--- BEGIN Page text ---

In 2020, Aída Walqui led 12 conversations with renowned linguists and educators from around the world who have made significant contributions to the study of multilingualism.


Representing a wide variety of interests in the field, guest speakers shared their perspectives from American universities as well as research and development institutions from four different countries. These sessions raise important issues that are relevant in today's context for improving secondary education for English Learners.

Theme: Theories and Labels in the Education of English Learners 


What’s in a Name? The Terms We Use to Talk About English Learners, the Theories They Reflect, and Why Labels Matter

Featured Speaker: Guadalupe Valdés, Stanford University

Guadalupe Valdés is Bonnie Katz Tenenbaum Professor of Education at Stanford University. A thoughtful and prolific intellectual, Dr. Valdés has led the field of educational linguistics with her research and insights on a diversity of topics including sociocultural diversity and identity, theories and methods of instruction for English Learners, measurement of progress, and the role of educational policies on the attainment of minoritized youth and their communities. Among her numerous publications, Con Respeto: Bridging the Distances between Culturally Diverse Families and School, An Ethnographic Portrait and Learning and Not Learning English: Latino Students in American Schools are classics in the field.

--- END Page text ---
--- BEGIN Record excerpts ---

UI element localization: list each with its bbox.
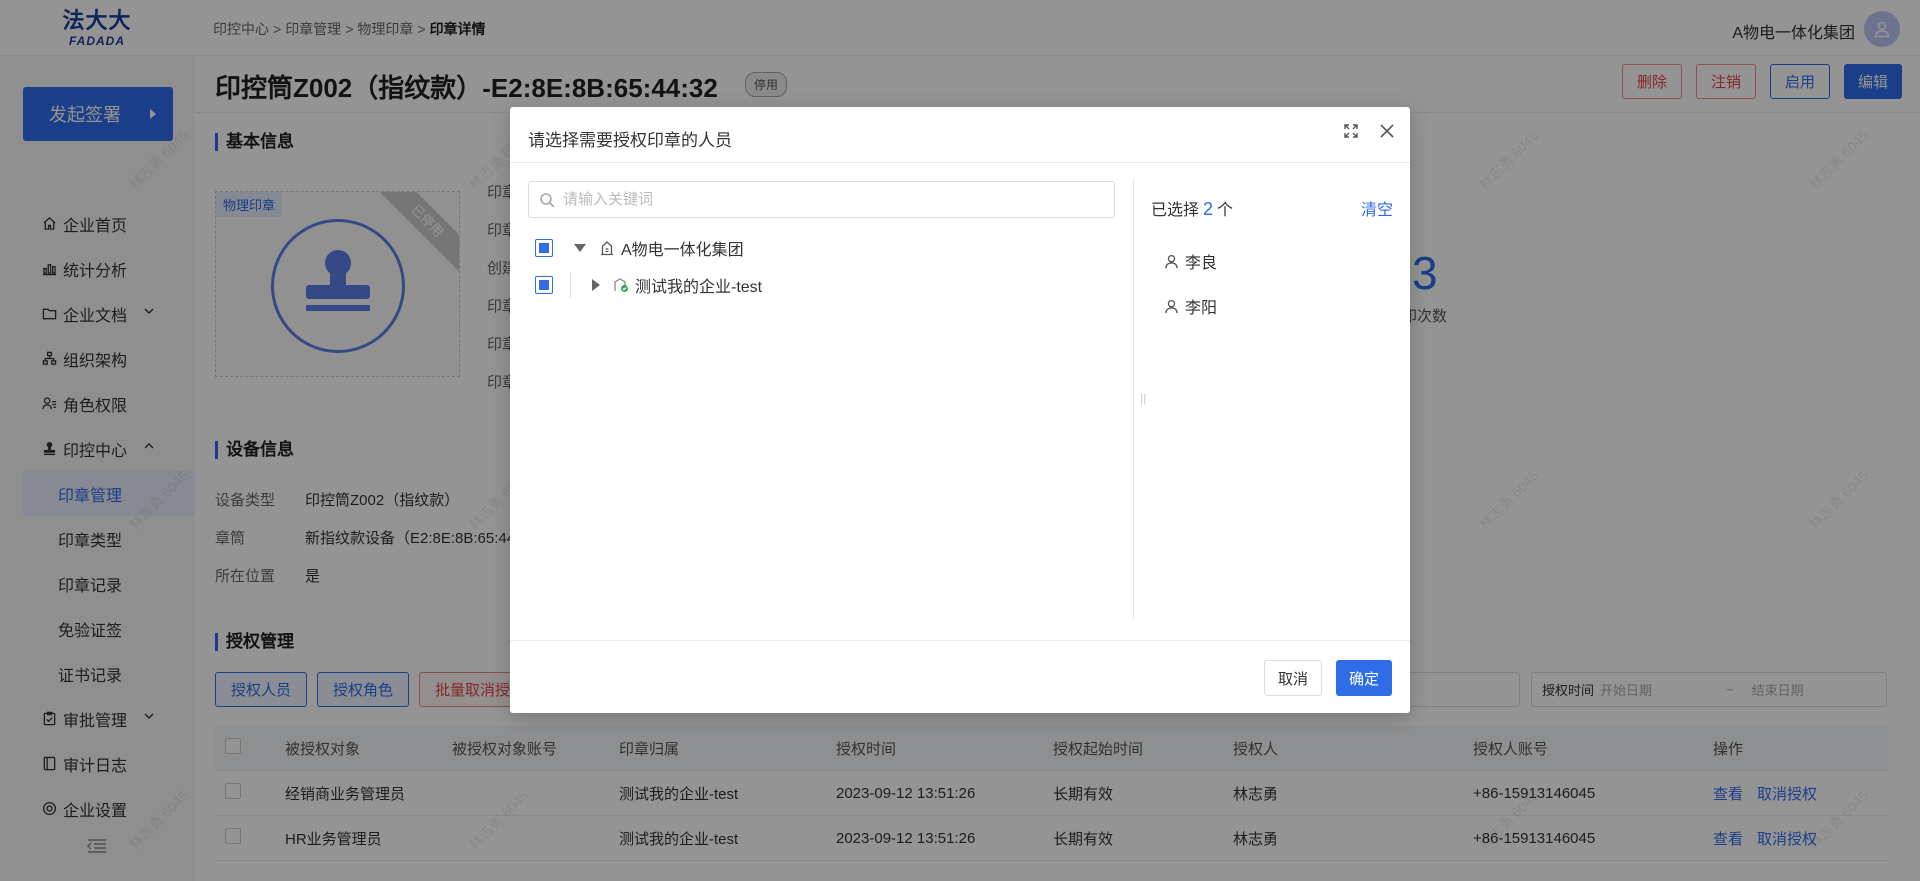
- verified-company-icon: [614, 278, 628, 292]
- close-icon[interactable]: [1380, 124, 1394, 142]
- org-tree-panel: A物电一体化集团 测试我的企业-test: [510, 163, 1133, 630]
- selected-person[interactable]: 李良: [1164, 249, 1217, 273]
- selected-count-label: 已选择 2 个: [1151, 199, 1234, 219]
- dialog-footer: 取消 确定: [510, 640, 1410, 713]
- tree-checkbox[interactable]: [535, 276, 553, 294]
- tree-node-company[interactable]: 测试我的企业-test: [535, 272, 762, 298]
- caret-down-icon[interactable]: [574, 243, 586, 253]
- dialog-header: 请选择需要授权印章的人员: [510, 107, 1410, 163]
- search-icon: [540, 192, 555, 208]
- tree-checkbox[interactable]: [535, 239, 553, 257]
- fullscreen-icon[interactable]: [1344, 124, 1358, 142]
- search-input[interactable]: [563, 191, 1103, 208]
- confirm-button[interactable]: 确定: [1335, 660, 1392, 696]
- user-icon: [1165, 254, 1178, 268]
- select-person-dialog: 请选择需要授权印章的人员 A物电一体化集团 测试我的企业-test: [510, 107, 1410, 713]
- tree-guide-line: [570, 272, 571, 298]
- user-icon: [1165, 299, 1178, 313]
- dialog-title: 请选择需要授权印章的人员: [528, 131, 732, 150]
- search-field[interactable]: [528, 181, 1115, 218]
- tree-node-group[interactable]: A物电一体化集团: [535, 235, 744, 261]
- caret-right-icon[interactable]: [591, 279, 601, 291]
- clear-selection-link[interactable]: 清空: [1361, 196, 1393, 220]
- cancel-button[interactable]: 取消: [1263, 660, 1322, 696]
- building-icon: [601, 241, 613, 256]
- selected-count: 2: [1203, 199, 1214, 219]
- selected-panel: 已选择 2 个 清空 李良 李阳: [1134, 163, 1410, 630]
- selected-person[interactable]: 李阳: [1164, 294, 1217, 318]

--- END Record excerpts ---

> What needs to be done
In the text about Aída Walqui's 2020 conversations:
(a) How many conversations did Walqui lead in 2020?
(b) What theme is listed for the session on labels?
(c) What professorship does Guadalupe Valdés hold at Stanford?

> Result of this exercise
(a) 12
(b) Theories and Labels in the Education of English Learners
(c) Bonnie Katz Tenenbaum Professor of Education